## Your objective
Omit every picture and output the rest of the records exactly as they are.

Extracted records
----------
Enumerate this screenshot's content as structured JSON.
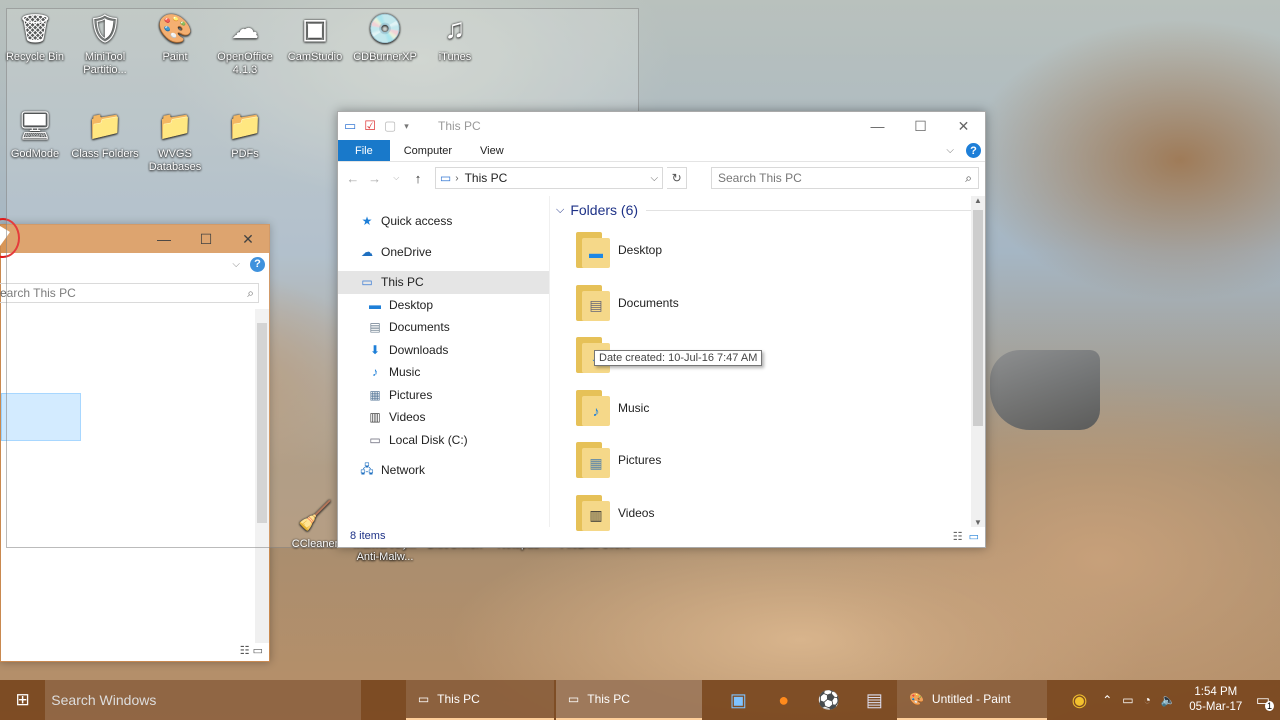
{
  "desktop": {
    "icons": [
      {
        "label": "Recycle Bin",
        "icon": "recycle-bin-icon",
        "glyph": "🗑"
      },
      {
        "label": "MiniTool Partitio...",
        "icon": "minitool-icon",
        "glyph": "🛡"
      },
      {
        "label": "Paint",
        "icon": "paint-icon",
        "glyph": "🎨"
      },
      {
        "label": "OpenOffice 4.1.3",
        "icon": "openoffice-icon",
        "glyph": "☁"
      },
      {
        "label": "CamStudio",
        "icon": "camstudio-icon",
        "glyph": "▣"
      },
      {
        "label": "CDBurnerXP",
        "icon": "cdburner-icon",
        "glyph": "💿"
      },
      {
        "label": "iTunes",
        "icon": "itunes-icon",
        "glyph": "♫"
      },
      {
        "label": "GodMode",
        "icon": "godmode-icon",
        "glyph": "🖥"
      },
      {
        "label": "Class Folders",
        "icon": "folder-icon",
        "glyph": "📁"
      },
      {
        "label": "WVGS Databases",
        "icon": "folder-icon",
        "glyph": "📁"
      },
      {
        "label": "PDFs",
        "icon": "folder-icon",
        "glyph": "📁"
      },
      {
        "label": "CCleaner",
        "icon": "ccleaner-icon",
        "glyph": "🧹"
      },
      {
        "label": "MalwareBy... Anti-Malw...",
        "icon": "malwarebytes-icon",
        "glyph": ""
      },
      {
        "label": "BlueGriffon",
        "icon": "bluegriffon-icon",
        "glyph": ""
      },
      {
        "label": "Notepad++",
        "icon": "notepadpp-icon",
        "glyph": ""
      },
      {
        "label": "FileZilla Client",
        "icon": "filezilla-icon",
        "glyph": ""
      }
    ]
  },
  "bg_window": {
    "search_placeholder": "earch This PC",
    "help": "?"
  },
  "window": {
    "title": "This PC",
    "tabs": [
      "File",
      "Computer",
      "View"
    ],
    "address": "This PC",
    "search_placeholder": "Search This PC",
    "help": "?",
    "nav": [
      {
        "label": "Quick access",
        "icon": "star-icon",
        "glyph": "★",
        "color": "#1e7fd8",
        "level": "top"
      },
      {
        "label": "OneDrive",
        "icon": "onedrive-icon",
        "glyph": "☁",
        "color": "#1e6fc0",
        "level": "top"
      },
      {
        "label": "This PC",
        "icon": "computer-icon",
        "glyph": "▭",
        "color": "#3a7bd5",
        "level": "top",
        "selected": true
      },
      {
        "label": "Desktop",
        "icon": "desktop-icon",
        "glyph": "▬",
        "color": "#1e7fd8",
        "level": "sub"
      },
      {
        "label": "Documents",
        "icon": "documents-icon",
        "glyph": "▤",
        "color": "#6a7b8c",
        "level": "sub"
      },
      {
        "label": "Downloads",
        "icon": "downloads-icon",
        "glyph": "⬇",
        "color": "#1e7fd8",
        "level": "sub"
      },
      {
        "label": "Music",
        "icon": "music-icon",
        "glyph": "♪",
        "color": "#1e7fd8",
        "level": "sub"
      },
      {
        "label": "Pictures",
        "icon": "pictures-icon",
        "glyph": "▦",
        "color": "#5a7a9a",
        "level": "sub"
      },
      {
        "label": "Videos",
        "icon": "videos-icon",
        "glyph": "▥",
        "color": "#444",
        "level": "sub"
      },
      {
        "label": "Local Disk (C:)",
        "icon": "drive-icon",
        "glyph": "▭",
        "color": "#667",
        "level": "sub"
      },
      {
        "label": "Network",
        "icon": "network-icon",
        "glyph": "🖧",
        "color": "#1e6fc0",
        "level": "top"
      }
    ],
    "group_title": "Folders (6)",
    "folders": [
      {
        "label": "Desktop",
        "icon": "desktop-folder-icon",
        "glyph": "▬",
        "color": "#1e88e5"
      },
      {
        "label": "Documents",
        "icon": "documents-folder-icon",
        "glyph": "▤",
        "color": "#667"
      },
      {
        "label": "",
        "icon": "downloads-folder-icon",
        "glyph": "⬇",
        "color": "#1e7fd8"
      },
      {
        "label": "Music",
        "icon": "music-folder-icon",
        "glyph": "♪",
        "color": "#1e7fd8"
      },
      {
        "label": "Pictures",
        "icon": "pictures-folder-icon",
        "glyph": "▦",
        "color": "#5a86aa"
      },
      {
        "label": "Videos",
        "icon": "videos-folder-icon",
        "glyph": "▥",
        "color": "#333"
      }
    ],
    "tooltip": "Date created: 10-Jul-16 7:47 AM",
    "status": "8 items"
  },
  "taskbar": {
    "search_placeholder": "Search Windows",
    "windows": [
      "This PC",
      "This PC"
    ],
    "paint_label": "Untitled - Paint",
    "time": "1:54 PM",
    "date": "05-Mar-17",
    "notification_count": "1"
  }
}
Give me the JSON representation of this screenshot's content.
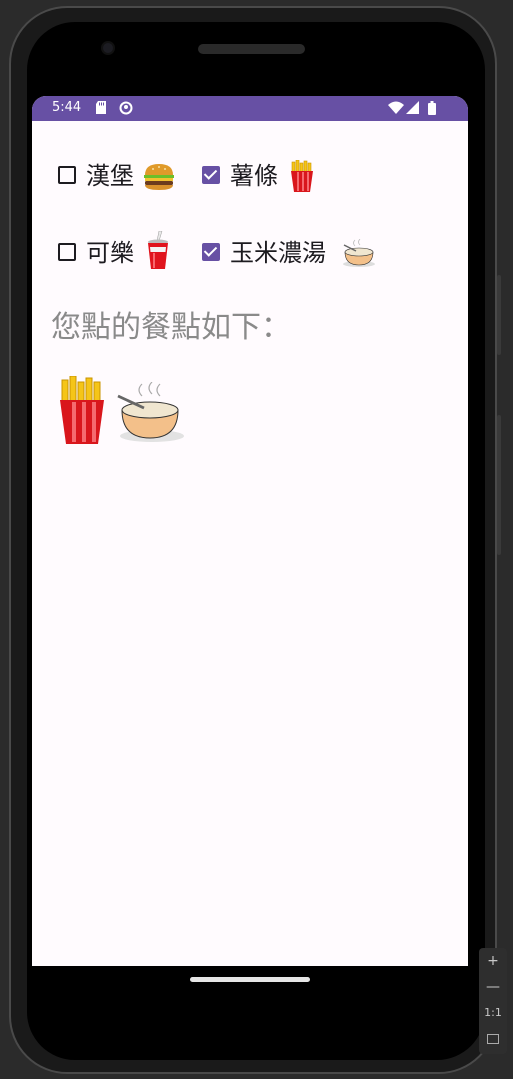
----------
## Result
Enumerate this screenshot's content as structured JSON.
{
  "desktop": {
    "icons": [
      {
        "label": "Recycle Bin",
        "icon": "recycle-bin-icon",
        "glyph": "🗑"
      },
      {
        "label": "MiniTool Partitio...",
        "icon": "minitool-icon",
        "glyph": "🛡"
      },
      {
        "label": "Paint",
        "icon": "paint-icon",
        "glyph": "🎨"
      },
      {
        "label": "OpenOffice 4.1.3",
        "icon": "openoffice-icon",
        "glyph": "☁"
      },
      {
        "label": "CamStudio",
        "icon": "camstudio-icon",
        "glyph": "▣"
      },
      {
        "label": "CDBurnerXP",
        "icon": "cdburner-icon",
        "glyph": "💿"
      },
      {
        "label": "iTunes",
        "icon": "itunes-icon",
        "glyph": "♫"
      },
      {
        "label": "GodMode",
        "icon": "godmode-icon",
        "glyph": "🖥"
      },
      {
        "label": "Class Folders",
        "icon": "folder-icon",
        "glyph": "📁"
      },
      {
        "label": "WVGS Databases",
        "icon": "folder-icon",
        "glyph": "📁"
      },
      {
        "label": "PDFs",
        "icon": "folder-icon",
        "glyph": "📁"
      },
      {
        "label": "CCleaner",
        "icon": "ccleaner-icon",
        "glyph": "🧹"
      },
      {
        "label": "MalwareBy... Anti-Malw...",
        "icon": "malwarebytes-icon",
        "glyph": ""
      },
      {
        "label": "BlueGriffon",
        "icon": "bluegriffon-icon",
        "glyph": ""
      },
      {
        "label": "Notepad++",
        "icon": "notepadpp-icon",
        "glyph": ""
      },
      {
        "label": "FileZilla Client",
        "icon": "filezilla-icon",
        "glyph": ""
      }
    ]
  },
  "bg_window": {
    "search_placeholder": "earch This PC",
    "help": "?"
  },
  "window": {
    "title": "This PC",
    "tabs": [
      "File",
      "Computer",
      "View"
    ],
    "address": "This PC",
    "search_placeholder": "Search This PC",
    "help": "?",
    "nav": [
      {
        "label": "Quick access",
        "icon": "star-icon",
        "glyph": "★",
        "color": "#1e7fd8",
        "level": "top"
      },
      {
        "label": "OneDrive",
        "icon": "onedrive-icon",
        "glyph": "☁",
        "color": "#1e6fc0",
        "level": "top"
      },
      {
        "label": "This PC",
        "icon": "computer-icon",
        "glyph": "▭",
        "color": "#3a7bd5",
        "level": "top",
        "selected": true
      },
      {
        "label": "Desktop",
        "icon": "desktop-icon",
        "glyph": "▬",
        "color": "#1e7fd8",
        "level": "sub"
      },
      {
        "label": "Documents",
        "icon": "documents-icon",
        "glyph": "▤",
        "color": "#6a7b8c",
        "level": "sub"
      },
      {
        "label": "Downloads",
        "icon": "downloads-icon",
        "glyph": "⬇",
        "color": "#1e7fd8",
        "level": "sub"
      },
      {
        "label": "Music",
        "icon": "music-icon",
        "glyph": "♪",
        "color": "#1e7fd8",
        "level": "sub"
      },
      {
        "label": "Pictures",
        "icon": "pictures-icon",
        "glyph": "▦",
        "color": "#5a7a9a",
        "level": "sub"
      },
      {
        "label": "Videos",
        "icon": "videos-icon",
        "glyph": "▥",
        "color": "#444",
        "level": "sub"
      },
      {
        "label": "Local Disk (C:)",
        "icon": "drive-icon",
        "glyph": "▭",
        "color": "#667",
        "level": "sub"
      },
      {
        "label": "Network",
        "icon": "network-icon",
        "glyph": "🖧",
        "color": "#1e6fc0",
        "level": "top"
      }
    ],
    "group_title": "Folders (6)",
    "folders": [
      {
        "label": "Desktop",
        "icon": "desktop-folder-icon",
        "glyph": "▬",
        "color": "#1e88e5"
      },
      {
        "label": "Documents",
        "icon": "documents-folder-icon",
        "glyph": "▤",
        "color": "#667"
      },
      {
        "label": "",
        "icon": "downloads-folder-icon",
        "glyph": "⬇",
        "color": "#1e7fd8"
      },
      {
        "label": "Music",
        "icon": "music-folder-icon",
        "glyph": "♪",
        "color": "#1e7fd8"
      },
      {
        "label": "Pictures",
        "icon": "pictures-folder-icon",
        "glyph": "▦",
        "color": "#5a86aa"
      },
      {
        "label": "Videos",
        "icon": "videos-folder-icon",
        "glyph": "▥",
        "color": "#333"
      }
    ],
    "tooltip": "Date created: 10-Jul-16 7:47 AM",
    "status": "8 items"
  },
  "taskbar": {
    "search_placeholder": "Search Windows",
    "windows": [
      "This PC",
      "This PC"
    ],
    "paint_label": "Untitled - Paint",
    "time": "1:54 PM",
    "date": "05-Mar-17",
    "notification_count": "1"
  }
}
Give me the JSON representation of this screenshot's content.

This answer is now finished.